There are two basic activities that will introduce challenges to the usefulness of arrays and linked lists: searching and inserting data. We'll talk about searching first, as it will motivate the need to carefully insert data.
Let's say you have a list of numbers: 1, 3, 5, 7, 9, 11, 13, 15, 17, 19. A typical activity is based on the desire to search that list for a particular value that may or may not be in the list and return its location. If I asked you to find the location of '9', for example, you would probably scan across the list of values until you spotted it, and announce "It's right there!" You might even say "It's the sixth number on the list!" This is precisely the strategy of searching that is used in a linked list.
+---------+ +---------+ +---------+ +---------+ +---------+ head --> | 1, next---> | 3, next---> | 5, next---> | 7, next---> | 9, next---> ... +---------+ +---------+ +---------+ +---------+ +---------+ ^ ^ ^ ^ ^ | | | | | search 1 search 2 search 3 search 4 found on 5
The code is:
linkedsearch.cpp:
struct node { int data; node* next; }; node* find(node* head,int tofind) { node* temp=head; while (temp->data < tofind) { temp=temp->next; } if (temp->data == tofind) return temp; else return NULL; }
As you can see, we look through the list for the value and return either a pointer to it, or a null pointer to indicate that it wasn't found (when we find a larger value). Since, on average, our value will be in the middle of the list, it will take an average of n/2+1 comparisons (+1 for the final check of = or >) to get our result. This is O(n). To see the average search times, look at the following chart:
list size: 10 100 1,000 10,000 100,000 1,000,000 ave. comps.: 6 51 501 5,001 50,001 500,001
What O(n) tells us is this: once the number of elements is large enough, multiplying the number of elements by y multiplies your metric (in this case average comparisons) by y as well (when focused on significant digits). This introduces an issue for us: while this is good, it also kind of sucks. Consider writing a database application: you have your application and you test it with 1000 records and find that your search for records averages 500 ms. You then release your application to a customer who adds 10,000,000 records and finds that searches are taking 5,000,000 ms (or 5,000 s, or 1 hr, 23 min, 20 s). I can pretty much guarantee that you would not have that customer for long. There has to be a better way to search... and there is.

RECORDS FOR THIS TASK:
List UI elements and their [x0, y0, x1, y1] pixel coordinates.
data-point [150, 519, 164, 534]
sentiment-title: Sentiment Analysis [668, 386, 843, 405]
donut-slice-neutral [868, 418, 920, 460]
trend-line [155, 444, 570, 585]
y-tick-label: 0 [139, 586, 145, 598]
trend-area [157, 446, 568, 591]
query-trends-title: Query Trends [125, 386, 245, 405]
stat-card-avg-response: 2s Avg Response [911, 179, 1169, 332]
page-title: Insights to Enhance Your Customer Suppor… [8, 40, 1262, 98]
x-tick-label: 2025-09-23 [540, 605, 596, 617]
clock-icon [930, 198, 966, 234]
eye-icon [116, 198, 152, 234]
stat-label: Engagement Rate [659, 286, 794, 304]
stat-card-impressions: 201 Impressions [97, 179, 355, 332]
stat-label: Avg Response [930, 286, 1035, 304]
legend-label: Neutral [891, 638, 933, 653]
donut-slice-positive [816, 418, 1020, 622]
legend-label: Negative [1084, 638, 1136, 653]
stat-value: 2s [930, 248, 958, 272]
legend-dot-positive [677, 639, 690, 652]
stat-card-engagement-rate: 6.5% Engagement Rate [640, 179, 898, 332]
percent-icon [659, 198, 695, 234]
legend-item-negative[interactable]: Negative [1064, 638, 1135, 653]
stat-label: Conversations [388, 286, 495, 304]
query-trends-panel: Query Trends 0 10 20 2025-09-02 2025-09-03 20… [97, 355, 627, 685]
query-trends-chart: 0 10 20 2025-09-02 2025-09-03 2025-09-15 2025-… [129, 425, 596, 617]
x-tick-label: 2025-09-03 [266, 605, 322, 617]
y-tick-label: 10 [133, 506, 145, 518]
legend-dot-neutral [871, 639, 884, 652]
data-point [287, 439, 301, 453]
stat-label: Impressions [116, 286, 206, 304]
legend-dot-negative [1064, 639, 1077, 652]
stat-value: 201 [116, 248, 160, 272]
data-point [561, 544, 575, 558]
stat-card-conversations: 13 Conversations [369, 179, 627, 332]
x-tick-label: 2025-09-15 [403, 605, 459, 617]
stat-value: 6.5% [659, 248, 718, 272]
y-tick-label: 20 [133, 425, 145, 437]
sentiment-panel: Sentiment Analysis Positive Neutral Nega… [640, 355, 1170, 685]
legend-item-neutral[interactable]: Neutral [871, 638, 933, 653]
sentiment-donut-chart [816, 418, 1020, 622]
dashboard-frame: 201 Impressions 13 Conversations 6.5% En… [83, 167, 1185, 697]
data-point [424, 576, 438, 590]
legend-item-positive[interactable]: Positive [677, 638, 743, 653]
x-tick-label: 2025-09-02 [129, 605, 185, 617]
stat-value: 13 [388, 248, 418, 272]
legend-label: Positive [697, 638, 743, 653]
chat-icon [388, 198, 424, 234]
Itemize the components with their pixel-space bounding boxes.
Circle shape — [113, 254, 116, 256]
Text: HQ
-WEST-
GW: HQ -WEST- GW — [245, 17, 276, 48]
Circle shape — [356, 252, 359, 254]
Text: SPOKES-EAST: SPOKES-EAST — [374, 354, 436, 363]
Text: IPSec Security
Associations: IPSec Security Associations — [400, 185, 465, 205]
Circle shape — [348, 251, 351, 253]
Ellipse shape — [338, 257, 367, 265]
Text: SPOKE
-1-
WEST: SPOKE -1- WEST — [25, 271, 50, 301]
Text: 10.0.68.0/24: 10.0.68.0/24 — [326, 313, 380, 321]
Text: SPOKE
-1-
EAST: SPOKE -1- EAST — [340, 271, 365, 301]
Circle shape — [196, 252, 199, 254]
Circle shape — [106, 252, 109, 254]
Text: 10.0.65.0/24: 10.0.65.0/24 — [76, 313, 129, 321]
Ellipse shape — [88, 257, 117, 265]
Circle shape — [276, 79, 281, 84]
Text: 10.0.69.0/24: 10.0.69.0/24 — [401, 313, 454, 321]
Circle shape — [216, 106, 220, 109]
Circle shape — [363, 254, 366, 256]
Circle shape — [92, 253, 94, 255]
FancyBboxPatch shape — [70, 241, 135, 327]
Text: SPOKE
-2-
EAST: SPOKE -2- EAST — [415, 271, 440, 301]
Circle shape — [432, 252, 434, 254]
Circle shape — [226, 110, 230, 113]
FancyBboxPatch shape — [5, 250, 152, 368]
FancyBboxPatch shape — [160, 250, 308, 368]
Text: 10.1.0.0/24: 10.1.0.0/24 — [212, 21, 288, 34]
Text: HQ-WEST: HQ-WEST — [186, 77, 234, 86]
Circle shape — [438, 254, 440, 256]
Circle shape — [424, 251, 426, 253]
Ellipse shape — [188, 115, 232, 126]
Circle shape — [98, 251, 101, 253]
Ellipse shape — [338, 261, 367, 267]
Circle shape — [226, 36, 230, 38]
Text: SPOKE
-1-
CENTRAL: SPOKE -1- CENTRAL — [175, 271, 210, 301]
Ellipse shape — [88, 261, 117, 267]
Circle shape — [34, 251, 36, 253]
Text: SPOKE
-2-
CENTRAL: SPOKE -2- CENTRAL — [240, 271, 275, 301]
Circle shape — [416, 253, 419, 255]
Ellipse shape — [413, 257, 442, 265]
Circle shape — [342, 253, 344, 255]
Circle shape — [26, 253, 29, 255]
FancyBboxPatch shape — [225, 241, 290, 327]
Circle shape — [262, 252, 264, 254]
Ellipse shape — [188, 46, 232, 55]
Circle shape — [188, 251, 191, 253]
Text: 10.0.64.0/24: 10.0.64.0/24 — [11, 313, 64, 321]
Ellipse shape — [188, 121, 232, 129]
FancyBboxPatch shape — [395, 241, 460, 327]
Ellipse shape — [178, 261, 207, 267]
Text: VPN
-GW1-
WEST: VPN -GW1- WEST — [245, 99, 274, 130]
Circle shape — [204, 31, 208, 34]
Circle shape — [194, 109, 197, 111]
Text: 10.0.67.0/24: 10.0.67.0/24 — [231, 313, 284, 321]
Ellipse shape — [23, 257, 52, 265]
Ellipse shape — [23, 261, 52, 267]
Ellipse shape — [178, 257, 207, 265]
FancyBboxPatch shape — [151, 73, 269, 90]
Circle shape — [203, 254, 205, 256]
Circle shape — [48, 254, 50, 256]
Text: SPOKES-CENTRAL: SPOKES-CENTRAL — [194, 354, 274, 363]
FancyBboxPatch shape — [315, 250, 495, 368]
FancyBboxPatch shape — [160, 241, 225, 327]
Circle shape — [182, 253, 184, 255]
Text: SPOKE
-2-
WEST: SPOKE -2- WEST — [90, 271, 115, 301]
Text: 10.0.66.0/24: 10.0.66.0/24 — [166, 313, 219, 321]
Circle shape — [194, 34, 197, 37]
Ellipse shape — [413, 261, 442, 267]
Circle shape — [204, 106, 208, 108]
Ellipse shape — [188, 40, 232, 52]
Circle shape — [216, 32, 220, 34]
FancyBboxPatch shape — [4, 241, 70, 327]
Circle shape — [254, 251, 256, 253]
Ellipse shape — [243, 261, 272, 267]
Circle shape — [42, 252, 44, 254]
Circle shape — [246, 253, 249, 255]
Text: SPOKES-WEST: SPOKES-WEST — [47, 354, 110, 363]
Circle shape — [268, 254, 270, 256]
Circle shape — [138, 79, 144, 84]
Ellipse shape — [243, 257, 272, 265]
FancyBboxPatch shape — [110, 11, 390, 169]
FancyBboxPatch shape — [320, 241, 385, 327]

EXERCISES:
A – From the linked-list search text, list every list size that the chart of average comparisons covers.
B – Quote the records word for word, from their first line through the line holding "clock-icon [930, 198, 966, 234]", inclusive.

RESPONSE LIST:
A – 10, 100, 1,000, 10,000, 100,000, 1,000,000

B –
List UI elements and their [x0, y0, x1, y1] pixel coordinates.
data-point [150, 519, 164, 534]
sentiment-title: Sentiment Analysis [668, 386, 843, 405]
donut-slice-neutral [868, 418, 920, 460]
trend-line [155, 444, 570, 585]
y-tick-label: 0 [139, 586, 145, 598]
trend-area [157, 446, 568, 591]
query-trends-title: Query Trends [125, 386, 245, 405]
stat-card-avg-response: 2s Avg Response [911, 179, 1169, 332]
page-title: Insights to Enhance Your Customer Suppor… [8, 40, 1262, 98]
x-tick-label: 2025-09-23 [540, 605, 596, 617]
clock-icon [930, 198, 966, 234]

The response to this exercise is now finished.